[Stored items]
☆ ☆ ☆ ☆ ☆
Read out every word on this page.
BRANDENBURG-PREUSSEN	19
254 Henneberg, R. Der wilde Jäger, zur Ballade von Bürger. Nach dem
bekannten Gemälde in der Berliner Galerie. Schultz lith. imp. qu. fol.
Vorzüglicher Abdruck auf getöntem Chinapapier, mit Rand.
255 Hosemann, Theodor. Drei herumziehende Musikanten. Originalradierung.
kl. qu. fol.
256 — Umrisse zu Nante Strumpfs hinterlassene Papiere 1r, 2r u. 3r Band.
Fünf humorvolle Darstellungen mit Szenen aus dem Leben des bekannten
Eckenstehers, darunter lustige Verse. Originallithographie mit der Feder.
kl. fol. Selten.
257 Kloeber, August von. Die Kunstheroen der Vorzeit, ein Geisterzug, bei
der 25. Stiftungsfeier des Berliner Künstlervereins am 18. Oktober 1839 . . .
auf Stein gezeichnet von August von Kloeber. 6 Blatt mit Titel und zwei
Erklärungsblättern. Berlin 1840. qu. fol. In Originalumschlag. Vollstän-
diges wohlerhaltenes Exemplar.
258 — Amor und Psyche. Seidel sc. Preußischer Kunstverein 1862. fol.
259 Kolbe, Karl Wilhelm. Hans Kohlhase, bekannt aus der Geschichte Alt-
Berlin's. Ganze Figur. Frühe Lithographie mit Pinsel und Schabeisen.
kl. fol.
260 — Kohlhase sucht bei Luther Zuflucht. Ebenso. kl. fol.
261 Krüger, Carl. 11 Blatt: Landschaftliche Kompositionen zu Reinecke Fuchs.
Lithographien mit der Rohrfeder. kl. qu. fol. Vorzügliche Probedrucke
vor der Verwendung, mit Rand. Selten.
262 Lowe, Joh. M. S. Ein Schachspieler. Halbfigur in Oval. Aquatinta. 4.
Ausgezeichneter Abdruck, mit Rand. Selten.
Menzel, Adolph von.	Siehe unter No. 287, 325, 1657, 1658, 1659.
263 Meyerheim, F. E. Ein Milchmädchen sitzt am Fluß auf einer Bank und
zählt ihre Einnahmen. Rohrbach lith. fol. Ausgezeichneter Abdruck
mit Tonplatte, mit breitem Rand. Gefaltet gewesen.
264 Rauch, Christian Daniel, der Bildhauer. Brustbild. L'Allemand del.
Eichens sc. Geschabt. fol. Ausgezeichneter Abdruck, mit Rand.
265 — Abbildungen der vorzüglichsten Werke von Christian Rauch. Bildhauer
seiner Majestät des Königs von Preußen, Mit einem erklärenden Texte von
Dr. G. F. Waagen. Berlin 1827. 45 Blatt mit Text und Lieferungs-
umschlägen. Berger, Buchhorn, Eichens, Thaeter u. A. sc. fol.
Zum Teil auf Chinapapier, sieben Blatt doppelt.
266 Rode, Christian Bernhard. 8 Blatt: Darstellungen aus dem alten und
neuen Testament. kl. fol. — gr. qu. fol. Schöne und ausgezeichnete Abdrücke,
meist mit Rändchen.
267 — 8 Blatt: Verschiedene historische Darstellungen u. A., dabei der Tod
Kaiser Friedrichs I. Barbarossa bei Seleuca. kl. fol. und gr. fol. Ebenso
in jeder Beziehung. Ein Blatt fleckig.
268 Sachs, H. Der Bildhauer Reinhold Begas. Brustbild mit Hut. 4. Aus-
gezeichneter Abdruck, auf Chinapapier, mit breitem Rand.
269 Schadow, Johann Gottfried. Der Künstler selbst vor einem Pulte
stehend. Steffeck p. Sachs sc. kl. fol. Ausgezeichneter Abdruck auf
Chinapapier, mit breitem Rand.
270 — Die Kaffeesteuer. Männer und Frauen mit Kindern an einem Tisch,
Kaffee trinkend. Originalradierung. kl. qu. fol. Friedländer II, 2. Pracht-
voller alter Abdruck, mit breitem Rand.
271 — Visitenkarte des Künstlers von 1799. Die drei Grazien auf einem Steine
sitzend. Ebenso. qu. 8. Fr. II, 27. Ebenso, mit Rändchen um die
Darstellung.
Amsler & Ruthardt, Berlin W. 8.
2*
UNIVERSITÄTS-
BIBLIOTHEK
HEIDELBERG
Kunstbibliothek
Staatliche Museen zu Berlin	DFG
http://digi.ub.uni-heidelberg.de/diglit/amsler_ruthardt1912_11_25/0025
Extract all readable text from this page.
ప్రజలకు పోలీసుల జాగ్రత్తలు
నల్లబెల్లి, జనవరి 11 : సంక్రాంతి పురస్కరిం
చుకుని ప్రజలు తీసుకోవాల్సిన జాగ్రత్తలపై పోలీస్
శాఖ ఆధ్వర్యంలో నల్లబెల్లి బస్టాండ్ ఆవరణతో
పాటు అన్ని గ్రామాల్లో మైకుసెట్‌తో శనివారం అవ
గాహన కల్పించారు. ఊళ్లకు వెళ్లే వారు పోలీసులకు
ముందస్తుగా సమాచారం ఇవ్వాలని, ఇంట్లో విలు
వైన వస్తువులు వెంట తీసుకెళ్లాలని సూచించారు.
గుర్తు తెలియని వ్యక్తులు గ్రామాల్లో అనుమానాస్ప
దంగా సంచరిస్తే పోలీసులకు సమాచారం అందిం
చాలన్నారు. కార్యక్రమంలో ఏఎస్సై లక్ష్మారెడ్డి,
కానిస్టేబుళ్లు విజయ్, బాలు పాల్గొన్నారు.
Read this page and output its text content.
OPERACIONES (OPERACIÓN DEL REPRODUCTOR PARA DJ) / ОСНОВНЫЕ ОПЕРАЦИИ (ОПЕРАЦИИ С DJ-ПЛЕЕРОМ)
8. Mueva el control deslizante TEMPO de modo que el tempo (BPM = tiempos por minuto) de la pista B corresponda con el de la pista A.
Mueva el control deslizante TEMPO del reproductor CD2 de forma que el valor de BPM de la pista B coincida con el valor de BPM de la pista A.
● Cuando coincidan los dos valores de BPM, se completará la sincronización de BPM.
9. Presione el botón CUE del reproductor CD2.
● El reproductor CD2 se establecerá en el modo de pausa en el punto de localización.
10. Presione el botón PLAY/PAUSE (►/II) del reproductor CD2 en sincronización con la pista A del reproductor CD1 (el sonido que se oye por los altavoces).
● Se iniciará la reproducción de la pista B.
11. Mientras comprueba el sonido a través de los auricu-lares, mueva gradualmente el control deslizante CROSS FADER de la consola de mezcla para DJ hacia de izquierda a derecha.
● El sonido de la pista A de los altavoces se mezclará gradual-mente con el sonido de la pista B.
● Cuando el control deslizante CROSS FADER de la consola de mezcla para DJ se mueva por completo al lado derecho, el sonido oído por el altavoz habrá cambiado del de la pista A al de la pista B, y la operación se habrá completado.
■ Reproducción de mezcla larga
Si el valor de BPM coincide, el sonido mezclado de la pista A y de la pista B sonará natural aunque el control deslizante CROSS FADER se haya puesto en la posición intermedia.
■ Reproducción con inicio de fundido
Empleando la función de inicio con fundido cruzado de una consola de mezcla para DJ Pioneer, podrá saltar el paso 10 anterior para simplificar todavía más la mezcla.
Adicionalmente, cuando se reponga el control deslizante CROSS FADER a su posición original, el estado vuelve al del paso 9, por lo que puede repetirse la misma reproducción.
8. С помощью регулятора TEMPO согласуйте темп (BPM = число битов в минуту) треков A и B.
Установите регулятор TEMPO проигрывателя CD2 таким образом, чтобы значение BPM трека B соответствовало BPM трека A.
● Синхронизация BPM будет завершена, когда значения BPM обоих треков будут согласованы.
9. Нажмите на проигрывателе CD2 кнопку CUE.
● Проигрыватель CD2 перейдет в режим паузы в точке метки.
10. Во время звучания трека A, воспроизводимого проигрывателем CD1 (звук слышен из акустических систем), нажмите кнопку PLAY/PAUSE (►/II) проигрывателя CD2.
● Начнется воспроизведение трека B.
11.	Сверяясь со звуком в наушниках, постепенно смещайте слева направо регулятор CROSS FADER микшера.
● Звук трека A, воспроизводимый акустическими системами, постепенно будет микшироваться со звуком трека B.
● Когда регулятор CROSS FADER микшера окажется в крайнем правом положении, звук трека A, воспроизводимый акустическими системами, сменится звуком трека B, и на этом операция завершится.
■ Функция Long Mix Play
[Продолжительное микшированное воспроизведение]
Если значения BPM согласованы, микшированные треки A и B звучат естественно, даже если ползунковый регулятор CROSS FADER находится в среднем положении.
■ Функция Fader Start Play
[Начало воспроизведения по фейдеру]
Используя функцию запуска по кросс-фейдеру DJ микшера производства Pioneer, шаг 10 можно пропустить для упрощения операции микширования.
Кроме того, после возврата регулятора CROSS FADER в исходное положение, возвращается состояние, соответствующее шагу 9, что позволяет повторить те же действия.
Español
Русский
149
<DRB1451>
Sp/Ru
☆ ☆ ☆ ☆ ☆
▶ GOAL OF THE EXERCISE
Gather each line from the entries above that includes the word "August".

▶ ANSWER IN FULL
257 Kloeber, August von. Die Kunstheroen der Vorzeit, ein Geisterzug, bei
auf Stein gezeichnet von August von Kloeber. 6 Blatt mit Titel und zwei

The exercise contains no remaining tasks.